THE PROBLEM:
Assemble all lines in which the string "非金融企業の" appears.

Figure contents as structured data
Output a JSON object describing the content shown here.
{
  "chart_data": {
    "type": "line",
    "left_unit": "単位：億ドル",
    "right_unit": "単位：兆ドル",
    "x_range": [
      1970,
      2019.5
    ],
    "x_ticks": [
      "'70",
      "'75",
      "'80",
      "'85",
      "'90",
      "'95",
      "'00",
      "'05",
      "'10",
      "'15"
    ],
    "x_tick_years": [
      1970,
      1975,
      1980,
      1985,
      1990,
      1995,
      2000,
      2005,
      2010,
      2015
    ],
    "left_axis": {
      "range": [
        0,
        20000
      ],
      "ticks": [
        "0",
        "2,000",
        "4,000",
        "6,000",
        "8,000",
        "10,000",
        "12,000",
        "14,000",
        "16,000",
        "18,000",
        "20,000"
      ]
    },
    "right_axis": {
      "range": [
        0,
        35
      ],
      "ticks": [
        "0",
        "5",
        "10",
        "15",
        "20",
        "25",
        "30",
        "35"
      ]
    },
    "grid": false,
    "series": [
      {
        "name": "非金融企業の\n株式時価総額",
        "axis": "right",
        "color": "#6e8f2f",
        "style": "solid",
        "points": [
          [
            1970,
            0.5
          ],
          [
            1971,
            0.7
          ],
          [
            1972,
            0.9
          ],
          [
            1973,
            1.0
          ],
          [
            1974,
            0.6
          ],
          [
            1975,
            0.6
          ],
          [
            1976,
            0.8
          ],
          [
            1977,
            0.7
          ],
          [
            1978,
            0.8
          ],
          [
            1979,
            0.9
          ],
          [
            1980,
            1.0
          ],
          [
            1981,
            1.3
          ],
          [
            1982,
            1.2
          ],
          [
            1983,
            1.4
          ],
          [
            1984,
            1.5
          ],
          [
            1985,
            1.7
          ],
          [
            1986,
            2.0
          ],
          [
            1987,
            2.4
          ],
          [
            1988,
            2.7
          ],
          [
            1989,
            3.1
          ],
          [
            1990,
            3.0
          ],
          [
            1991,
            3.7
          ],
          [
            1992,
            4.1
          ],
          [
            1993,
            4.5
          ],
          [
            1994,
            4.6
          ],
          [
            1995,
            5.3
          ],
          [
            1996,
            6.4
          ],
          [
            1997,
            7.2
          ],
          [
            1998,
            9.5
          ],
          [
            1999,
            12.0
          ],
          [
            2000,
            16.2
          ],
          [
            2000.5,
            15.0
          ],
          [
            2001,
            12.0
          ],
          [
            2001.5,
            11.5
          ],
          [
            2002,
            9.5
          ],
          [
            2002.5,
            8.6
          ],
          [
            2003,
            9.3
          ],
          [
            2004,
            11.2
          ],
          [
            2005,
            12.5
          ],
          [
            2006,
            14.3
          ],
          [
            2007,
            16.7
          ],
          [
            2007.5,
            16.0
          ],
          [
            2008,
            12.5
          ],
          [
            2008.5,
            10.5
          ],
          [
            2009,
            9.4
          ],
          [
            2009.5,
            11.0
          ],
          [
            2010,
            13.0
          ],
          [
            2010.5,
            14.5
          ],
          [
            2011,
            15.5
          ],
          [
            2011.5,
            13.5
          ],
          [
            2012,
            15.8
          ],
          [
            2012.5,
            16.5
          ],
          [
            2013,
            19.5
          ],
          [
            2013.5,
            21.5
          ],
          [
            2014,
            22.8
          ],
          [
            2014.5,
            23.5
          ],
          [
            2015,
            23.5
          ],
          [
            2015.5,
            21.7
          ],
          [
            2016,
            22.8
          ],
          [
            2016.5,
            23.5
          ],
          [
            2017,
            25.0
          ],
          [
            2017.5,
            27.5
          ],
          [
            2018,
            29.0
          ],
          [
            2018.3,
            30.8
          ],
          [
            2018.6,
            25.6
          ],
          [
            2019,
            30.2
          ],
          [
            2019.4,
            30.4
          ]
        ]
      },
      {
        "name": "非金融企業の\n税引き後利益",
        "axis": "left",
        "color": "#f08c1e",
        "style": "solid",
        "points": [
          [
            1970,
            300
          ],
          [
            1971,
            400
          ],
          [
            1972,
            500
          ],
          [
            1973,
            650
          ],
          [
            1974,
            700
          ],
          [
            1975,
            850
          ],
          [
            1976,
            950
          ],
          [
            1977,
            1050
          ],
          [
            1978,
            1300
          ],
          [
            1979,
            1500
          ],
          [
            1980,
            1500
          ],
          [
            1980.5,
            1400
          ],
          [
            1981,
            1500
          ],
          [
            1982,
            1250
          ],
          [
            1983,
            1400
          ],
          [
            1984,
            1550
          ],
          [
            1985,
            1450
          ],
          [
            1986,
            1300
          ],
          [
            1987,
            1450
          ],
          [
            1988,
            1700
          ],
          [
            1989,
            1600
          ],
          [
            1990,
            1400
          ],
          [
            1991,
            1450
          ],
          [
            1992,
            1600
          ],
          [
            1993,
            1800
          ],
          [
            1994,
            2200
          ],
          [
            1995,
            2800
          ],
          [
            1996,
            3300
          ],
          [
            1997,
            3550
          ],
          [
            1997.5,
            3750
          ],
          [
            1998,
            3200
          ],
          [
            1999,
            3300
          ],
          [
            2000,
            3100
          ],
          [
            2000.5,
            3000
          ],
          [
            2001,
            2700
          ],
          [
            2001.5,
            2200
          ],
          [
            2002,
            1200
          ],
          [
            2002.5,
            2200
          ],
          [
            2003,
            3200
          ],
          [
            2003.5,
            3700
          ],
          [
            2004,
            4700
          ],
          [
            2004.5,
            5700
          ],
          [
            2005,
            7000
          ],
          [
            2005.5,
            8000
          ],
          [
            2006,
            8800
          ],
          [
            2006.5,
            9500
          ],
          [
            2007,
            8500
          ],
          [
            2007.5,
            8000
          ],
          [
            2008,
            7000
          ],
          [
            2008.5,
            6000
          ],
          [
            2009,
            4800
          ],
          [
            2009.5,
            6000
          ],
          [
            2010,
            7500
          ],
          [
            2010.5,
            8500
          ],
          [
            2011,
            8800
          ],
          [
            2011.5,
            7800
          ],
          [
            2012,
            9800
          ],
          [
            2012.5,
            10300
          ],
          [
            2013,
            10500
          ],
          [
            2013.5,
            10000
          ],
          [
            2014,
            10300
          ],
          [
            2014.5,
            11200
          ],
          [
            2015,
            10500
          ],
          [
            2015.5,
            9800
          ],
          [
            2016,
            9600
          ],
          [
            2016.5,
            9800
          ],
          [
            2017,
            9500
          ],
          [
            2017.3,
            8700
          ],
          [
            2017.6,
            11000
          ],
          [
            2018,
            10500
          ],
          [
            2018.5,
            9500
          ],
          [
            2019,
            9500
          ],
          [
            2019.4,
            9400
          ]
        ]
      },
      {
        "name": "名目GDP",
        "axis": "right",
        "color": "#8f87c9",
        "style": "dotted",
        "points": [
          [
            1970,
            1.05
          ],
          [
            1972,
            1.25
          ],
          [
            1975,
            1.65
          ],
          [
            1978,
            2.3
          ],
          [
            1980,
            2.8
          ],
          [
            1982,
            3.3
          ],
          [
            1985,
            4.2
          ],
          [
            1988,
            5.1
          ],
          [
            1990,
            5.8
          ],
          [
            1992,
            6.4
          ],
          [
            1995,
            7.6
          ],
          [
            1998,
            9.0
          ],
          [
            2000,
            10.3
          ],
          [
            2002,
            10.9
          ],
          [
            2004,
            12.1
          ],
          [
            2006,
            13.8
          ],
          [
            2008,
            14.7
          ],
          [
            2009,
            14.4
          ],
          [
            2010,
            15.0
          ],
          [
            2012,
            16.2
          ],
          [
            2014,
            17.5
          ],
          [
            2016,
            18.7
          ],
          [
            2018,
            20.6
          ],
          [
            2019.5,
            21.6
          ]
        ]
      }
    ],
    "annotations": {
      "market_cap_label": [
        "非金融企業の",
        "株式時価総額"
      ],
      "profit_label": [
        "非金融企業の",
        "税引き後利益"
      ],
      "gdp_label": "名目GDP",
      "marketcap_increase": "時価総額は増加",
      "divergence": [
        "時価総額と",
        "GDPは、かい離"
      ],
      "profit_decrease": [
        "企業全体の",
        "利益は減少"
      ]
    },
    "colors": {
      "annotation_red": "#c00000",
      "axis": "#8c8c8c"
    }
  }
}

COMPLETED TASK:
        "name": "非金融企業の\n株式時価総額",
        "name": "非金融企業の\n税引き後利益",
        "非金融企業の",
        "非金融企業の",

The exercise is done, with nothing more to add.